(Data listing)
● ● ● ● ●

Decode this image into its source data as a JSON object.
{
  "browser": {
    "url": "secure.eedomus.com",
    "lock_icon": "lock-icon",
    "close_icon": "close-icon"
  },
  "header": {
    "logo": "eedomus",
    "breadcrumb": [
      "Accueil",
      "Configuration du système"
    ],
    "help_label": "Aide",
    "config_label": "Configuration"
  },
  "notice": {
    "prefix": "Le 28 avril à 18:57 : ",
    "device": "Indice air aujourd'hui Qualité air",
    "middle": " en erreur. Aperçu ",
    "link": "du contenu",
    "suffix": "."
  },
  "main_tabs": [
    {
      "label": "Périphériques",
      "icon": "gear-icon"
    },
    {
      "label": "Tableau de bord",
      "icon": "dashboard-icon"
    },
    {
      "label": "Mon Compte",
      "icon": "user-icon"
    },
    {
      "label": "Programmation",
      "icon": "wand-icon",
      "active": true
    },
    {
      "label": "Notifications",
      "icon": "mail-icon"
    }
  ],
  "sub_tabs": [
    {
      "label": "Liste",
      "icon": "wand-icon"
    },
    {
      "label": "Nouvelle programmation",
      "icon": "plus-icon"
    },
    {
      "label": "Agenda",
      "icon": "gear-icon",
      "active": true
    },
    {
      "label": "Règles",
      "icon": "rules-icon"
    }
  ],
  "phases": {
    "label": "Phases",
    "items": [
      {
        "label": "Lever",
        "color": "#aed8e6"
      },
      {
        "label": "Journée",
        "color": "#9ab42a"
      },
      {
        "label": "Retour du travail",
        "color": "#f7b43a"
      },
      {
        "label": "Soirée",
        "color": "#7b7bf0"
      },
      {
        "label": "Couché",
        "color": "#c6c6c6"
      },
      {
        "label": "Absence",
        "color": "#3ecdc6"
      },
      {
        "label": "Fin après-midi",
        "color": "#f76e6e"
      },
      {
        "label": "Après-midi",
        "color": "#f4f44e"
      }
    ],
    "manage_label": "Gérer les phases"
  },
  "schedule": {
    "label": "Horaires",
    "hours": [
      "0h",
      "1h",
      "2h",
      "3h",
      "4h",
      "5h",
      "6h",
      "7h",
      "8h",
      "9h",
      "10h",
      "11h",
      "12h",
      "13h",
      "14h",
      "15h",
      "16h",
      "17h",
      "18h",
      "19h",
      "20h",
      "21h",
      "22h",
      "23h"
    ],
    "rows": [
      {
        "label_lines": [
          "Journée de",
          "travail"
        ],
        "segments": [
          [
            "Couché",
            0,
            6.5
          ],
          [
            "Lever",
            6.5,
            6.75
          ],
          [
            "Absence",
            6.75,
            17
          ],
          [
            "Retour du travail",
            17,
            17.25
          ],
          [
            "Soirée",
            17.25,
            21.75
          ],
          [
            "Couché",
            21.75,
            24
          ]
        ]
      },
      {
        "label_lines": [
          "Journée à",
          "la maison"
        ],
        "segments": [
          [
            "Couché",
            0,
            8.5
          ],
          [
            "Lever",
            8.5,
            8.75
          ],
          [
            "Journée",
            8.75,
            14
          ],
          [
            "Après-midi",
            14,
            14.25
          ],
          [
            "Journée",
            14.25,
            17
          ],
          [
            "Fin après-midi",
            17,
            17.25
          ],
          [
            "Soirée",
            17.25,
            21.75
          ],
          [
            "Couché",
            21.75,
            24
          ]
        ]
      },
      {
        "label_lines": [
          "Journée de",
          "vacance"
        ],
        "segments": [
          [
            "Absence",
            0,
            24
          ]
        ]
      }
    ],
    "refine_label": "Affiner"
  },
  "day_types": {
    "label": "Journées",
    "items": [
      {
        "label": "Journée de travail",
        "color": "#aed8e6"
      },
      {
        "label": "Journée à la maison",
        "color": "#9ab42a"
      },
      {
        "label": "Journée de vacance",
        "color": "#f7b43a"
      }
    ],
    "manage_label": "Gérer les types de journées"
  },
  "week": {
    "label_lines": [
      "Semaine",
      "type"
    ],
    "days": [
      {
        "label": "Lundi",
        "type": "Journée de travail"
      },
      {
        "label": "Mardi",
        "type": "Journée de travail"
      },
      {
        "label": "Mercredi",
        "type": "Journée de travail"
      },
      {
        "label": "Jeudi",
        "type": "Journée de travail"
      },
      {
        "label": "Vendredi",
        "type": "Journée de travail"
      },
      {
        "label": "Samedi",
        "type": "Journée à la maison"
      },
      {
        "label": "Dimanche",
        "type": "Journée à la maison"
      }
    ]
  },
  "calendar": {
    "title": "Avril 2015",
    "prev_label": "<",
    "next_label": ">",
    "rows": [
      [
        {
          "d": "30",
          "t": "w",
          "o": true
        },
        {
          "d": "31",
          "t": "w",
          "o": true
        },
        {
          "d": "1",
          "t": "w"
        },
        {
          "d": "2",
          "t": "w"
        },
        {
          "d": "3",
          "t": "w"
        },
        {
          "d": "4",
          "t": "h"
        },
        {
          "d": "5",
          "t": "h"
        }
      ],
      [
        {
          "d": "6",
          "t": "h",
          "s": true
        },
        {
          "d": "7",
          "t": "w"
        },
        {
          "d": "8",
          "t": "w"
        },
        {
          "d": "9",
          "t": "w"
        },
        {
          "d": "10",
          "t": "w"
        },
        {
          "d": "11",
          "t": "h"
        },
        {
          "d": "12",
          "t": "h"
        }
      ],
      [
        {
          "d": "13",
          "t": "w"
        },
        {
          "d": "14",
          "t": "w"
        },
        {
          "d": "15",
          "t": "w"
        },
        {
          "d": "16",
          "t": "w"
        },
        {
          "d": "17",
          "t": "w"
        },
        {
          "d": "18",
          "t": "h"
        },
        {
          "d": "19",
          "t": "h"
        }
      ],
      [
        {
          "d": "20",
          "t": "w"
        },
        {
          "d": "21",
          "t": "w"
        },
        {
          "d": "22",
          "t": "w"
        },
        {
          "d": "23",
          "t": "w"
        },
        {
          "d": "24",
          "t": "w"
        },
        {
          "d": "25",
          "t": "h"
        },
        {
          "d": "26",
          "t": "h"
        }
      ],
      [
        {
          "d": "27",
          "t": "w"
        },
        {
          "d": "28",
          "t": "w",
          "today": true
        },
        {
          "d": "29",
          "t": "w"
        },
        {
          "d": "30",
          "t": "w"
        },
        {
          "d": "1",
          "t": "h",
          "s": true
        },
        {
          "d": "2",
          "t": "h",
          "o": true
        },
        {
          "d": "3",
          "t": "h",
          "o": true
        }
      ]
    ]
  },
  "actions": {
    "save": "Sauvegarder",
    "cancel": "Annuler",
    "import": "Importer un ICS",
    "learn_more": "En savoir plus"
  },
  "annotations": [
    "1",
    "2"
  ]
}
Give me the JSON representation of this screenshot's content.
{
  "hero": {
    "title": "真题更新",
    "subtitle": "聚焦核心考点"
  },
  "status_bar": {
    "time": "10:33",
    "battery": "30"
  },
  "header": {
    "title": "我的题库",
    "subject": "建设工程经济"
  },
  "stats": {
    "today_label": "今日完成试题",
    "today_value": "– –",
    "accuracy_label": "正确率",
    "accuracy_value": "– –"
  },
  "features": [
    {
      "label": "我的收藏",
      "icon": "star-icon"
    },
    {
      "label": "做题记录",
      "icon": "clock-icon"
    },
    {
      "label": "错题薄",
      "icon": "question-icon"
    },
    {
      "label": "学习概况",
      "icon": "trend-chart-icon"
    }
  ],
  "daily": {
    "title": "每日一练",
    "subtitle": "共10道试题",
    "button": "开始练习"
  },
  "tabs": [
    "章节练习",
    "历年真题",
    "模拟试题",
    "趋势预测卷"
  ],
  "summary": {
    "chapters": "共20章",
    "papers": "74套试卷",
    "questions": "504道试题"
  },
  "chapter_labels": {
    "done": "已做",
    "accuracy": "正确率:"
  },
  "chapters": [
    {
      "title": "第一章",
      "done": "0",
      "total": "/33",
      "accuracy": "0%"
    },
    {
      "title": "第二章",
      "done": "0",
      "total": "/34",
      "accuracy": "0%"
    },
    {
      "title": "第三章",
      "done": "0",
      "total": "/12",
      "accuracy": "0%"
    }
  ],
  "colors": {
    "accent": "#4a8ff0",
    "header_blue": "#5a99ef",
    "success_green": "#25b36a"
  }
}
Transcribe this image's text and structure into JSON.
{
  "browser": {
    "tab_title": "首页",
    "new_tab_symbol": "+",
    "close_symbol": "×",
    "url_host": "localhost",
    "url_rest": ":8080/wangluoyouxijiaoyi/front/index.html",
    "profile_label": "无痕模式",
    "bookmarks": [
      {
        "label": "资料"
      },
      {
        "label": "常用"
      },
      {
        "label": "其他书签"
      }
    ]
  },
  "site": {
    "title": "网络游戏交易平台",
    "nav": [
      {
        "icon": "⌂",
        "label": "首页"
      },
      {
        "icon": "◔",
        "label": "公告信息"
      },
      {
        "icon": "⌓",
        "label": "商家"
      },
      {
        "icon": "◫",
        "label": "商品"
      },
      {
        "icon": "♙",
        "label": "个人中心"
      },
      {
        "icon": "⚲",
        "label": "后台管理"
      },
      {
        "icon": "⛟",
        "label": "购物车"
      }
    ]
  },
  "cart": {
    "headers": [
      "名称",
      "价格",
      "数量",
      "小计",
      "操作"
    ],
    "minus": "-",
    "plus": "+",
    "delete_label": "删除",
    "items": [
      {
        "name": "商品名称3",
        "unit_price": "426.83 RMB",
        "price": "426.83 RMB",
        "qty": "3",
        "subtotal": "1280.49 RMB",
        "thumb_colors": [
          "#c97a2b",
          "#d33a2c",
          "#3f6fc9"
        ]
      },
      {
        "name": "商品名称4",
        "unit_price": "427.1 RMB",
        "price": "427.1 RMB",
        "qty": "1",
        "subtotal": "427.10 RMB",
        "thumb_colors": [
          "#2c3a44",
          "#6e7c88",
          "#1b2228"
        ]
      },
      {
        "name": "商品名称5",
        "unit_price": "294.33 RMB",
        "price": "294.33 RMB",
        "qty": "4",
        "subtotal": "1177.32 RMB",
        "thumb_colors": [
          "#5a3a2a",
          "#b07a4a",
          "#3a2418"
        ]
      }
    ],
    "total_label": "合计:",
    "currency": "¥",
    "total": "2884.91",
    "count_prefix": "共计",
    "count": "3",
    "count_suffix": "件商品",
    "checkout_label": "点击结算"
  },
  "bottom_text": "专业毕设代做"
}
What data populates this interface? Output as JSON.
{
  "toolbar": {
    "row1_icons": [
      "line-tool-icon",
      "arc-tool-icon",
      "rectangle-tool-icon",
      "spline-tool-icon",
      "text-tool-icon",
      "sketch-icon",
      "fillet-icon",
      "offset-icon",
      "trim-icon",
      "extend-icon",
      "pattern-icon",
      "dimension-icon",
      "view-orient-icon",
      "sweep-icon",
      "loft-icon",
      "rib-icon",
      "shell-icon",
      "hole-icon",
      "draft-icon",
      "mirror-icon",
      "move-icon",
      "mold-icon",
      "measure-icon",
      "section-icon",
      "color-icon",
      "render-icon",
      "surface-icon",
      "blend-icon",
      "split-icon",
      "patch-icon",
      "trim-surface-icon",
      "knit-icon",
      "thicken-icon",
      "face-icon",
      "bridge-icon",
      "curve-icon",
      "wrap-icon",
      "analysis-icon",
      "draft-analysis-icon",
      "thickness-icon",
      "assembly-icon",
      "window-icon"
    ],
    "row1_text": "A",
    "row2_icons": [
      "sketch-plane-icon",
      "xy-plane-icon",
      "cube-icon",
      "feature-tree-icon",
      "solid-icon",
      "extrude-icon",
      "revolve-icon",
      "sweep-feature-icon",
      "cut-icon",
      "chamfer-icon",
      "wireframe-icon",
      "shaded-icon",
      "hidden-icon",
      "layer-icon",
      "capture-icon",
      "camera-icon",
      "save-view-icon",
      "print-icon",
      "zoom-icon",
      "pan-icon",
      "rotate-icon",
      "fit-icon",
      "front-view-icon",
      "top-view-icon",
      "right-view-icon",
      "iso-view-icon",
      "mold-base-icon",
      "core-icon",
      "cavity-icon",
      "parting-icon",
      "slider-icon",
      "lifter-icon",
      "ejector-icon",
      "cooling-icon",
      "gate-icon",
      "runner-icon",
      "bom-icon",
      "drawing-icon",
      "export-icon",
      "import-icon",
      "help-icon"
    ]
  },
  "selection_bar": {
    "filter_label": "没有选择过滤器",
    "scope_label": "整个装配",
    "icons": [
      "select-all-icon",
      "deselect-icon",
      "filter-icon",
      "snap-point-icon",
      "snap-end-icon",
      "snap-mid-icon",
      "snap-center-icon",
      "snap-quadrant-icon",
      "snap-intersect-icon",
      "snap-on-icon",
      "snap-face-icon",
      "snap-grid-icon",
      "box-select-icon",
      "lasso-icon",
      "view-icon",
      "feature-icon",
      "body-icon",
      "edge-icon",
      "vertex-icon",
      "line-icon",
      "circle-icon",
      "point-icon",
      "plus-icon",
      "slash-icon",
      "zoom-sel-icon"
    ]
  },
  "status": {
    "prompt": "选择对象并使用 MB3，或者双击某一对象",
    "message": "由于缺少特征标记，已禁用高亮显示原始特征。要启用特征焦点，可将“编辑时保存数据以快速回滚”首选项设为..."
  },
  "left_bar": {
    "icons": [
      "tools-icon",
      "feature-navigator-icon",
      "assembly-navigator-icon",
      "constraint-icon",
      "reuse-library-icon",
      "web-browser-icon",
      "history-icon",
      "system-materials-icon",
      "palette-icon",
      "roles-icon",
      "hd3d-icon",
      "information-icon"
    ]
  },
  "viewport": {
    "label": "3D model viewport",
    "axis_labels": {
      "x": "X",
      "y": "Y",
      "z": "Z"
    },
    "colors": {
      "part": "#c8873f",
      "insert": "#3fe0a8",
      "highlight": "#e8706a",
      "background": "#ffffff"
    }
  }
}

● ● ● ● ●

Problem to solve | Gather each line in the data that holds the string "this".

Task result |
Decode this image into its source data as a JSON object.
Give me the JSON representation of this screenshot's content.
Transcribe this image's text and structure into JSON.
What data populates this interface? Output as JSON.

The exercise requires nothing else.